» **Task instructions**: Search the material below for the string "information" and list each line that holds it.

» **Input records**:
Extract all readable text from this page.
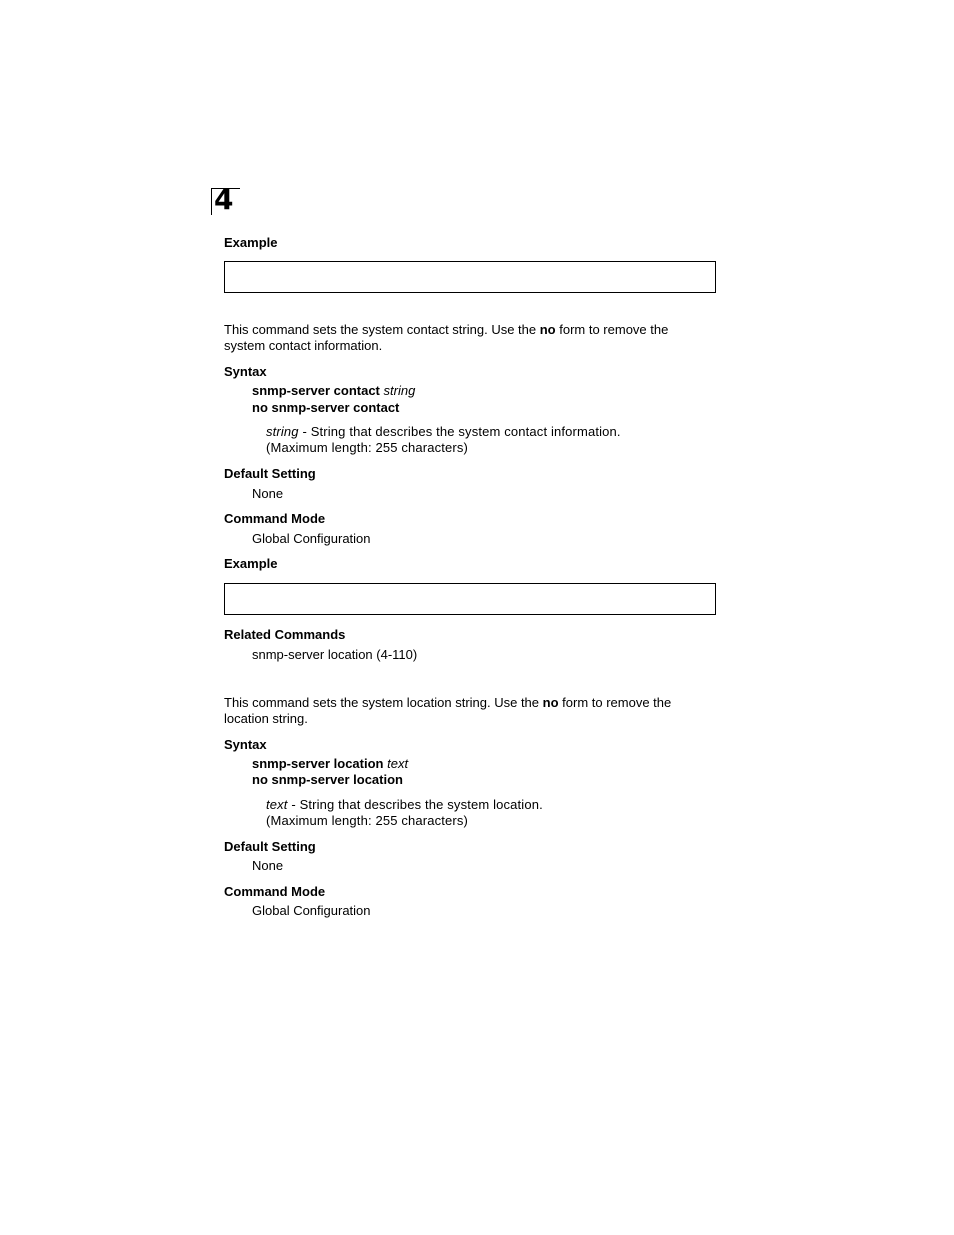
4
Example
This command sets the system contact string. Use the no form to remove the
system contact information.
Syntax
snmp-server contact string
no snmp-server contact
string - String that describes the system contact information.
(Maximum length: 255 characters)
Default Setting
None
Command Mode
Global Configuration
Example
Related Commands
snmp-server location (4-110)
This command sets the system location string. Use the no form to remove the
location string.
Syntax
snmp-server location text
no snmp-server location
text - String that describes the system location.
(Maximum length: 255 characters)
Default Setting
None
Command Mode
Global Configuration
...
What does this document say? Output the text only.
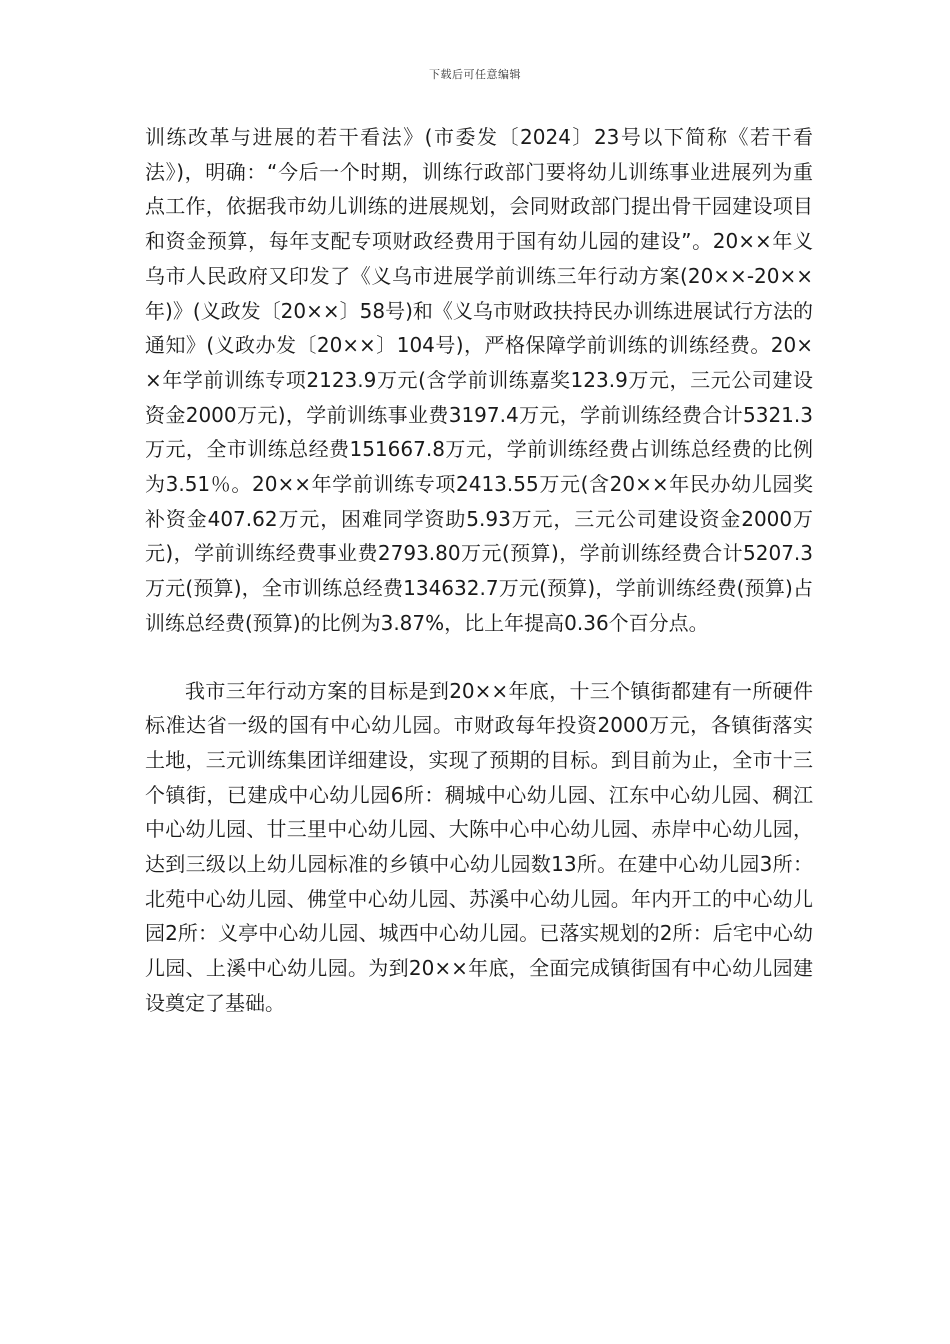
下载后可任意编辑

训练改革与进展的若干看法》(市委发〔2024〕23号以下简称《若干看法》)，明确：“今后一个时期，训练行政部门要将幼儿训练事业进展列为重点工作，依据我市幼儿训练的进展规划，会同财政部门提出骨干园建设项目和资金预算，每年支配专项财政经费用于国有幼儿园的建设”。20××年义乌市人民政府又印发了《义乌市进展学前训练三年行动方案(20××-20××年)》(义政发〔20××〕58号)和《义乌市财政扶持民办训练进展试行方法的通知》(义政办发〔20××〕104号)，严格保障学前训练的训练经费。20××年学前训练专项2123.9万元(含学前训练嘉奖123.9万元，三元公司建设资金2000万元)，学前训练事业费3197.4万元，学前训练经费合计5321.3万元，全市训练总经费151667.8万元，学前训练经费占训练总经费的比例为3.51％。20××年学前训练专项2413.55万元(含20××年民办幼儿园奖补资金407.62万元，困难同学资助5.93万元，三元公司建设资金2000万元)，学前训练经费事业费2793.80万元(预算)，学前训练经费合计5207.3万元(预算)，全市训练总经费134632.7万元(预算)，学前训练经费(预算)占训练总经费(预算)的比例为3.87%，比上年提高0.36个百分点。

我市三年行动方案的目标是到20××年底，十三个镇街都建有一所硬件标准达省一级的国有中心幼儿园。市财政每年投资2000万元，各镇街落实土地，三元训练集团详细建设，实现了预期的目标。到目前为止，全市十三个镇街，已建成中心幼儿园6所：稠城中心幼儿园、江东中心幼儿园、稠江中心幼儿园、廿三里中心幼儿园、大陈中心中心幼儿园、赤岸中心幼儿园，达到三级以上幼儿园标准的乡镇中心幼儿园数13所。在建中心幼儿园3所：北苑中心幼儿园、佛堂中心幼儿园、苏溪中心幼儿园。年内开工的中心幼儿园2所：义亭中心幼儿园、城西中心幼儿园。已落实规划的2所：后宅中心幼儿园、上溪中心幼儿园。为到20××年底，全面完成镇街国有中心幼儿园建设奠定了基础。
* * *
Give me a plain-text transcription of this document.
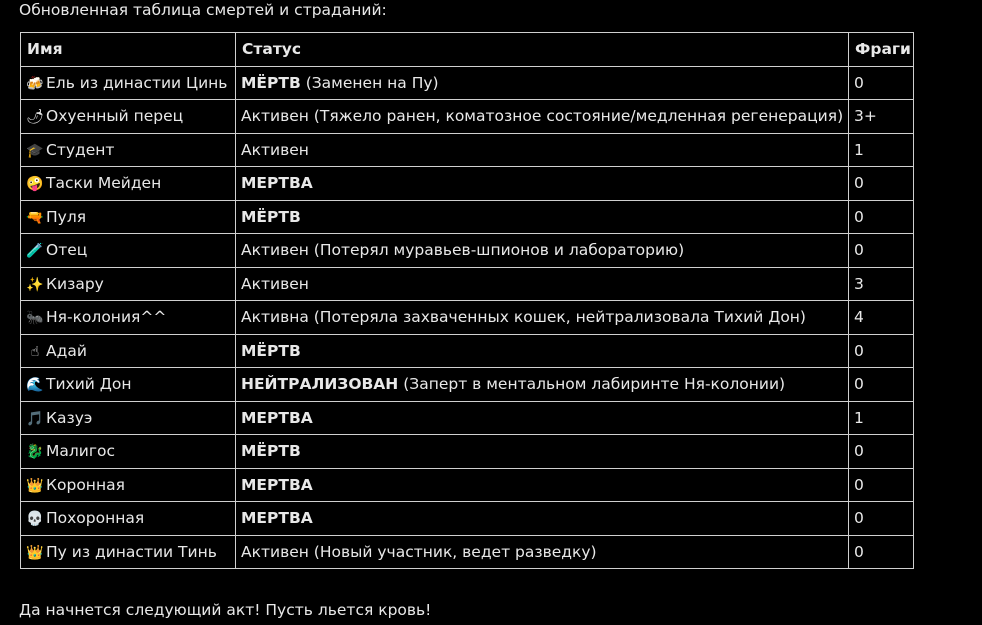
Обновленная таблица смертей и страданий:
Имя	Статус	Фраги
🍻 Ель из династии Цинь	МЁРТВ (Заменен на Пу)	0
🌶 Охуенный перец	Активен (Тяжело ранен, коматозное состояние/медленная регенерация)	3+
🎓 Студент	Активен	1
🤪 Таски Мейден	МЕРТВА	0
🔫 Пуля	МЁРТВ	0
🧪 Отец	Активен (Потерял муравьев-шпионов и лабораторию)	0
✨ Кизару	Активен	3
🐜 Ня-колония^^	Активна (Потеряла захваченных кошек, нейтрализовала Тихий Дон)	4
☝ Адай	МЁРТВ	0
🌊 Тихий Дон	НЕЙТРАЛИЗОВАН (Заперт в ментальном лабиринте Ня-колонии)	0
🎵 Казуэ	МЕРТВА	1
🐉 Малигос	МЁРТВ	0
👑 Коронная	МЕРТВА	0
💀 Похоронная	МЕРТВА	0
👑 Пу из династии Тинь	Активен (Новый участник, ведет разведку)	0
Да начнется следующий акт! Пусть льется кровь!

» **Reply**:
system contact information.
string - String that describes the system contact information.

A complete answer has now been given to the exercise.